WHAT YOU HAVE TO DO: Copy each entry as it stands, leaving nothing out.

ENTRIES SUPPLIED:
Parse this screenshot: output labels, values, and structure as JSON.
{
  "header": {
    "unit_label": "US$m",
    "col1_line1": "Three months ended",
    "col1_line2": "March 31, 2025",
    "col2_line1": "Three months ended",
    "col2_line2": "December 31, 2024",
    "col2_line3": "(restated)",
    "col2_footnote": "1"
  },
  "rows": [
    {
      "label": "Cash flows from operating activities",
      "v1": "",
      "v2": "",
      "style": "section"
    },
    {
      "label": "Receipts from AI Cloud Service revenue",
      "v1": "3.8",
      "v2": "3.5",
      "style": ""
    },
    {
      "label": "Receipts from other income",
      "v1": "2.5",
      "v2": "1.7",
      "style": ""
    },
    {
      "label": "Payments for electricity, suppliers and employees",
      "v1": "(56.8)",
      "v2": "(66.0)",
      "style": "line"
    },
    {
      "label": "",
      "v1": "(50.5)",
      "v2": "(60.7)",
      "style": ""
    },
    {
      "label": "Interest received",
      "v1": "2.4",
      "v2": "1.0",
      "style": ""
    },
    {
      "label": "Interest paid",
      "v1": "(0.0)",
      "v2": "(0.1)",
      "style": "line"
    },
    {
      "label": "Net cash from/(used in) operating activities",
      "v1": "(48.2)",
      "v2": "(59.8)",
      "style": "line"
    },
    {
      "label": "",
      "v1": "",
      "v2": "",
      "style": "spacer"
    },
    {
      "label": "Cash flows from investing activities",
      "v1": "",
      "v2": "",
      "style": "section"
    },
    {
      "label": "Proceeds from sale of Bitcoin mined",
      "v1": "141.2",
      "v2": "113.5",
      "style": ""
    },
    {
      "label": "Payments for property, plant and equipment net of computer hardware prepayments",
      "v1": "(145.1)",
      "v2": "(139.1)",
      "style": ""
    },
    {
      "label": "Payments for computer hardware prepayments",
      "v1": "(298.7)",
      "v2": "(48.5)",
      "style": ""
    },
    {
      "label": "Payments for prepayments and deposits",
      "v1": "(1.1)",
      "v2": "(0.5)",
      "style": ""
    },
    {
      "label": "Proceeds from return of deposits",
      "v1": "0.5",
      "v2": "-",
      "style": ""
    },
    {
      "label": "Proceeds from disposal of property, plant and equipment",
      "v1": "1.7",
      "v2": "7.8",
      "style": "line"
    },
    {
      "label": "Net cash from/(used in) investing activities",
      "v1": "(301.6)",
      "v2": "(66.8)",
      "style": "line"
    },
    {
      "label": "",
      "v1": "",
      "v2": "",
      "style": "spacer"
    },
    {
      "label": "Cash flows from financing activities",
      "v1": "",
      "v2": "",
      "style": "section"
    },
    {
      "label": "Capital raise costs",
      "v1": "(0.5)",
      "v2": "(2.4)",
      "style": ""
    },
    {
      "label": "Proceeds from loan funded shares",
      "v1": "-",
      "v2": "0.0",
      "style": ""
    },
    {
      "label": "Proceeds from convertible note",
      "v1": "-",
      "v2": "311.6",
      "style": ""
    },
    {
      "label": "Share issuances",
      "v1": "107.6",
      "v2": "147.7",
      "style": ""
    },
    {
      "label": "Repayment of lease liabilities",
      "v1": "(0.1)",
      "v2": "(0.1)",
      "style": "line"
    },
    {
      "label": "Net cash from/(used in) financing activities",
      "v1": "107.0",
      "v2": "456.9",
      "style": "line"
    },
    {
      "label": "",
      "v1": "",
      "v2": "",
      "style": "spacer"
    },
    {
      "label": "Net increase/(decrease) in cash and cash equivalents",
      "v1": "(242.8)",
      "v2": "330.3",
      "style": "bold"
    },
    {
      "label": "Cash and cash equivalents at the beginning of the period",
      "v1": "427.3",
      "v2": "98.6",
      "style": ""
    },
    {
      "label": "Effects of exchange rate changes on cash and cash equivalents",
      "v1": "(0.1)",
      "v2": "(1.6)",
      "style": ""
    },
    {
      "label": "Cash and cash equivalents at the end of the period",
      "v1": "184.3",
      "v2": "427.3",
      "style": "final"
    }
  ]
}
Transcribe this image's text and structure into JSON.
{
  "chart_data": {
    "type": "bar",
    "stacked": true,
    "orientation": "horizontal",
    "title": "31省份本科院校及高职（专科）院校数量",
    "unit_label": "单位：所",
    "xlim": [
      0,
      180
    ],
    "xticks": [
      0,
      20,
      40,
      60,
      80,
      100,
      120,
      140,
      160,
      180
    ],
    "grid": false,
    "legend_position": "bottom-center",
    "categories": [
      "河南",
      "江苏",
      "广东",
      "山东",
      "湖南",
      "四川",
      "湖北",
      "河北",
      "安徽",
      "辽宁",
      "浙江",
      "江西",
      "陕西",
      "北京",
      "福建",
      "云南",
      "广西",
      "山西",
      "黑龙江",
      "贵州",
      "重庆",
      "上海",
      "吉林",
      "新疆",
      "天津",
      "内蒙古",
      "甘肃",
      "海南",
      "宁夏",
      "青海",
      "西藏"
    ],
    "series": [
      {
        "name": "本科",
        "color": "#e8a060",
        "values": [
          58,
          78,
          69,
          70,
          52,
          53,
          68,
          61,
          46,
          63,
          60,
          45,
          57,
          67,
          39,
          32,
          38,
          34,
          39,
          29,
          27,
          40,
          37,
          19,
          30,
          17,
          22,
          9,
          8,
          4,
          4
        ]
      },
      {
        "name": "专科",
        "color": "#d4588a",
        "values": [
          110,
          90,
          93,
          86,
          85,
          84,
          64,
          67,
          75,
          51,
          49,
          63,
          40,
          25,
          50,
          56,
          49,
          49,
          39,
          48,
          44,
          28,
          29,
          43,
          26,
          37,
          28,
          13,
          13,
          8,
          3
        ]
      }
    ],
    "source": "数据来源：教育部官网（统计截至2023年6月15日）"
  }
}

THE REPLY:
Parse this screenshot: output labels, values, and structure as JSON.
{
  "header": {
    "unit_label": "US$m",
    "col1_line1": "Three months ended",
    "col1_line2": "March 31, 2025",
    "col2_line1": "Three months ended",
    "col2_line2": "December 31, 2024",
    "col2_line3": "(restated)",
    "col2_footnote": "1"
  },
  "rows": [
    {
      "label": "Cash flows from operating activities",
      "v1": "",
      "v2": "",
      "style": "section"
    },
    {
      "label": "Receipts from AI Cloud Service revenue",
      "v1": "3.8",
      "v2": "3.5",
      "style": ""
    },
    {
      "label": "Receipts from other income",
      "v1": "2.5",
      "v2": "1.7",
      "style": ""
    },
    {
      "label": "Payments for electricity, suppliers and employees",
      "v1": "(56.8)",
      "v2": "(66.0)",
      "style": "line"
    },
    {
      "label": "",
      "v1": "(50.5)",
      "v2": "(60.7)",
      "style": ""
    },
    {
      "label": "Interest received",
      "v1": "2.4",
      "v2": "1.0",
      "style": ""
    },
    {
      "label": "Interest paid",
      "v1": "(0.0)",
      "v2": "(0.1)",
      "style": "line"
    },
    {
      "label": "Net cash from/(used in) operating activities",
      "v1": "(48.2)",
      "v2": "(59.8)",
      "style": "line"
    },
    {
      "label": "",
      "v1": "",
      "v2": "",
      "style": "spacer"
    },
    {
      "label": "Cash flows from investing activities",
      "v1": "",
      "v2": "",
      "style": "section"
    },
    {
      "label": "Proceeds from sale of Bitcoin mined",
      "v1": "141.2",
      "v2": "113.5",
      "style": ""
    },
    {
      "label": "Payments for property, plant and equipment net of computer hardware prepayments",
      "v1": "(145.1)",
      "v2": "(139.1)",
      "style": ""
    },
    {
      "label": "Payments for computer hardware prepayments",
      "v1": "(298.7)",
      "v2": "(48.5)",
      "style": ""
    },
    {
      "label": "Payments for prepayments and deposits",
      "v1": "(1.1)",
      "v2": "(0.5)",
      "style": ""
    },
    {
      "label": "Proceeds from return of deposits",
      "v1": "0.5",
      "v2": "-",
      "style": ""
    },
    {
      "label": "Proceeds from disposal of property, plant and equipment",
      "v1": "1.7",
      "v2": "7.8",
      "style": "line"
    },
    {
      "label": "Net cash from/(used in) investing activities",
      "v1": "(301.6)",
      "v2": "(66.8)",
      "style": "line"
    },
    {
      "label": "",
      "v1": "",
      "v2": "",
      "style": "spacer"
    },
    {
      "label": "Cash flows from financing activities",
      "v1": "",
      "v2": "",
      "style": "section"
    },
    {
      "label": "Capital raise costs",
      "v1": "(0.5)",
      "v2": "(2.4)",
      "style": ""
    },
    {
      "label": "Proceeds from loan funded shares",
      "v1": "-",
      "v2": "0.0",
      "style": ""
    },
    {
      "label": "Proceeds from convertible note",
      "v1": "-",
      "v2": "311.6",
      "style": ""
    },
    {
      "label": "Share issuances",
      "v1": "107.6",
      "v2": "147.7",
      "style": ""
    },
    {
      "label": "Repayment of lease liabilities",
      "v1": "(0.1)",
      "v2": "(0.1)",
      "style": "line"
    },
    {
      "label": "Net cash from/(used in) financing activities",
      "v1": "107.0",
      "v2": "456.9",
      "style": "line"
    },
    {
      "label": "",
      "v1": "",
      "v2": "",
      "style": "spacer"
    },
    {
      "label": "Net increase/(decrease) in cash and cash equivalents",
      "v1": "(242.8)",
      "v2": "330.3",
      "style": "bold"
    },
    {
      "label": "Cash and cash equivalents at the beginning of the period",
      "v1": "427.3",
      "v2": "98.6",
      "style": ""
    },
    {
      "label": "Effects of exchange rate changes on cash and cash equivalents",
      "v1": "(0.1)",
      "v2": "(1.6)",
      "style": ""
    },
    {
      "label": "Cash and cash equivalents at the end of the period",
      "v1": "184.3",
      "v2": "427.3",
      "style": "final"
    }
  ]
}
Transcribe this image's text and structure into JSON.
{
  "chart_data": {
    "type": "bar",
    "stacked": true,
    "orientation": "horizontal",
    "title": "31省份本科院校及高职（专科）院校数量",
    "unit_label": "单位：所",
    "xlim": [
      0,
      180
    ],
    "xticks": [
      0,
      20,
      40,
      60,
      80,
      100,
      120,
      140,
      160,
      180
    ],
    "grid": false,
    "legend_position": "bottom-center",
    "categories": [
      "河南",
      "江苏",
      "广东",
      "山东",
      "湖南",
      "四川",
      "湖北",
      "河北",
      "安徽",
      "辽宁",
      "浙江",
      "江西",
      "陕西",
      "北京",
      "福建",
      "云南",
      "广西",
      "山西",
      "黑龙江",
      "贵州",
      "重庆",
      "上海",
      "吉林",
      "新疆",
      "天津",
      "内蒙古",
      "甘肃",
      "海南",
      "宁夏",
      "青海",
      "西藏"
    ],
    "series": [
      {
        "name": "本科",
        "color": "#e8a060",
        "values": [
          58,
          78,
          69,
          70,
          52,
          53,
          68,
          61,
          46,
          63,
          60,
          45,
          57,
          67,
          39,
          32,
          38,
          34,
          39,
          29,
          27,
          40,
          37,
          19,
          30,
          17,
          22,
          9,
          8,
          4,
          4
        ]
      },
      {
        "name": "专科",
        "color": "#d4588a",
        "values": [
          110,
          90,
          93,
          86,
          85,
          84,
          64,
          67,
          75,
          51,
          49,
          63,
          40,
          25,
          50,
          56,
          49,
          49,
          39,
          48,
          44,
          28,
          29,
          43,
          26,
          37,
          28,
          13,
          13,
          8,
          3
        ]
      }
    ],
    "source": "数据来源：教育部官网（统计截至2023年6月15日）"
  }
}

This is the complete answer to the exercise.